> **Work to do**: Report, word for word, every line of the material that contains "JSON".
— Begin Working data —
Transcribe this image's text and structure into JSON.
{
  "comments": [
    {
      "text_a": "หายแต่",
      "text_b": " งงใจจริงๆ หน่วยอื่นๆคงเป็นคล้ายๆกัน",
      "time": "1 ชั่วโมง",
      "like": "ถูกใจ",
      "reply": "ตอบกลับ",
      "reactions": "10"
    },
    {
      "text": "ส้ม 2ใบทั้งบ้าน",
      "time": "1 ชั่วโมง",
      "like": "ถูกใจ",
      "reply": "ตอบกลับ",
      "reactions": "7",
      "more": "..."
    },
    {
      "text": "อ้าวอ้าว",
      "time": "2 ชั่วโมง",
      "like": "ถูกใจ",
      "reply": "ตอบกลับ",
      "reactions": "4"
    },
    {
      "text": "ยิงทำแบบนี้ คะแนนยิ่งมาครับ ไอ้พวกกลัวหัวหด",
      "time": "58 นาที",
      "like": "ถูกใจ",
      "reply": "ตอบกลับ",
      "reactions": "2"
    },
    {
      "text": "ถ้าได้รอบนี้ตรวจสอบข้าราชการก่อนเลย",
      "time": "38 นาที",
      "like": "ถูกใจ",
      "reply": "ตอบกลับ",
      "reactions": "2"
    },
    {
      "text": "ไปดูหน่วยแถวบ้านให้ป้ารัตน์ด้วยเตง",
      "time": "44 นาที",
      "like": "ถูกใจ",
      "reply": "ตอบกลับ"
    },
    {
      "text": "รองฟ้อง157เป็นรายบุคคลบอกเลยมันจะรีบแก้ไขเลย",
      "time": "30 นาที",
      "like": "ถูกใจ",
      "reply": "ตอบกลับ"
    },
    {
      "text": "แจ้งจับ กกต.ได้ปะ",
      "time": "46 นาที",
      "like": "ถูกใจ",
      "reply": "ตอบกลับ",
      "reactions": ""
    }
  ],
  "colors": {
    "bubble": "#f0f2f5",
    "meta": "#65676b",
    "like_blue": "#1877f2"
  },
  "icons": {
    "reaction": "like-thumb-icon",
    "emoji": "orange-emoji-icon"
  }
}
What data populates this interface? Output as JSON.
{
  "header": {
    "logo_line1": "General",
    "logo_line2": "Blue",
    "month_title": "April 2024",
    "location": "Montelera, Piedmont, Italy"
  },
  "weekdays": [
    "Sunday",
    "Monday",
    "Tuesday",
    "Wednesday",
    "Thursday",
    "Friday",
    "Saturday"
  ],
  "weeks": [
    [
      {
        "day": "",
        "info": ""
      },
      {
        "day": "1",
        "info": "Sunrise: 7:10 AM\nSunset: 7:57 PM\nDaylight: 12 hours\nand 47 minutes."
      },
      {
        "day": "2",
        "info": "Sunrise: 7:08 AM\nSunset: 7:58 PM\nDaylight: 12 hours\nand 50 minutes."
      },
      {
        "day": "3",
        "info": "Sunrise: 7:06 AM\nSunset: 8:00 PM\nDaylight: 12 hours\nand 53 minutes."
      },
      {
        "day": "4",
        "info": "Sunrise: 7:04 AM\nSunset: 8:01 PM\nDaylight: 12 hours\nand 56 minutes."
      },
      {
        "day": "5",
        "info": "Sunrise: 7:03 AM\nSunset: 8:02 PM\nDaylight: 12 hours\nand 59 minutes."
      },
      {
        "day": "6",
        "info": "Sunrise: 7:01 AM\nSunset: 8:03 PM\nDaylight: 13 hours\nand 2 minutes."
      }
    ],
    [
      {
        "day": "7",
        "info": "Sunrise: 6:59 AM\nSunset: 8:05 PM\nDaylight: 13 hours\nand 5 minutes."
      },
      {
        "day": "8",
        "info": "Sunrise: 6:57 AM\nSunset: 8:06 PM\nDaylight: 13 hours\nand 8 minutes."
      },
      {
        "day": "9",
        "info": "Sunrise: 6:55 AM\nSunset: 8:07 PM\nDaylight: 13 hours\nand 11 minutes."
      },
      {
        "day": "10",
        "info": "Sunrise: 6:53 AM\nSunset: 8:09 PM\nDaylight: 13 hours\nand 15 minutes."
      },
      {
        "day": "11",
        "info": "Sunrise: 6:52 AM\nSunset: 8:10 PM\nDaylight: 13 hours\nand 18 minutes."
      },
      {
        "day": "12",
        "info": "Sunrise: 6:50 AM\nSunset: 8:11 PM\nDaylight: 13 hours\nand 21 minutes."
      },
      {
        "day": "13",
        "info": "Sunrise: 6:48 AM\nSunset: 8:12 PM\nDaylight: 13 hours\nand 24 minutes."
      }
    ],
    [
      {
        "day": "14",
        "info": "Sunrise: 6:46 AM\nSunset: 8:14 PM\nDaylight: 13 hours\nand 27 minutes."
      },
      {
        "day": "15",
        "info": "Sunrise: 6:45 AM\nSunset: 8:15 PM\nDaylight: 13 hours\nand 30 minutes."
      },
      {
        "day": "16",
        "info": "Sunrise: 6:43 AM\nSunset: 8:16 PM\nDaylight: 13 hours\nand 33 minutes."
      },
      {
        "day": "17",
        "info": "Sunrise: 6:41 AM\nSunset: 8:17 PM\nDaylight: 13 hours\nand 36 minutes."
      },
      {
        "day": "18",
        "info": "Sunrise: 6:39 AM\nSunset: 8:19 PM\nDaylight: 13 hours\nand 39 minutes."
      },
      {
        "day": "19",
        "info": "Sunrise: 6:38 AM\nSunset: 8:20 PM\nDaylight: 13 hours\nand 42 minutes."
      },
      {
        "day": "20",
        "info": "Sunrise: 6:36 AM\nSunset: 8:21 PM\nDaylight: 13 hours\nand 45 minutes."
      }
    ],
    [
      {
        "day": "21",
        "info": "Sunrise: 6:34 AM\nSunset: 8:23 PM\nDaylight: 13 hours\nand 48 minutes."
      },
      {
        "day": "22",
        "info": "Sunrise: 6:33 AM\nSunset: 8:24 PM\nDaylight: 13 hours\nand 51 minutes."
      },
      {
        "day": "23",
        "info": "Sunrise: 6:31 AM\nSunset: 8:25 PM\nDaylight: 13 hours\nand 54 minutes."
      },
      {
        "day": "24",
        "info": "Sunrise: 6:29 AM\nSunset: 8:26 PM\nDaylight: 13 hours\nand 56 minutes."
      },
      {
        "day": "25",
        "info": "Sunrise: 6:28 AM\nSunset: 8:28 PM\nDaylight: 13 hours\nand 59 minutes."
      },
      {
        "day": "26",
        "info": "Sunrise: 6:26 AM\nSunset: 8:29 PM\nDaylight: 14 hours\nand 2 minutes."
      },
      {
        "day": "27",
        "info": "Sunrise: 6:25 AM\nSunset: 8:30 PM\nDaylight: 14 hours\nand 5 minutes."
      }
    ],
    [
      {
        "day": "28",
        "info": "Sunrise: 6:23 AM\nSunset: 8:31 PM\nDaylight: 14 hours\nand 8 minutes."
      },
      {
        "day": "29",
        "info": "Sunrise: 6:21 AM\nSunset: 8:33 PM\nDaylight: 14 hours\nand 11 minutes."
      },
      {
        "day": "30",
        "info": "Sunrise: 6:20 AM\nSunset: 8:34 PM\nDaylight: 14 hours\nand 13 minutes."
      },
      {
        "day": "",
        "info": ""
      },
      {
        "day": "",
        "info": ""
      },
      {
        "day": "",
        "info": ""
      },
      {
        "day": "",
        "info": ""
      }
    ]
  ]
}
— End Working data —
> **Written answer**:
Transcribe this image's text and structure into JSON.
What data populates this interface? Output as JSON.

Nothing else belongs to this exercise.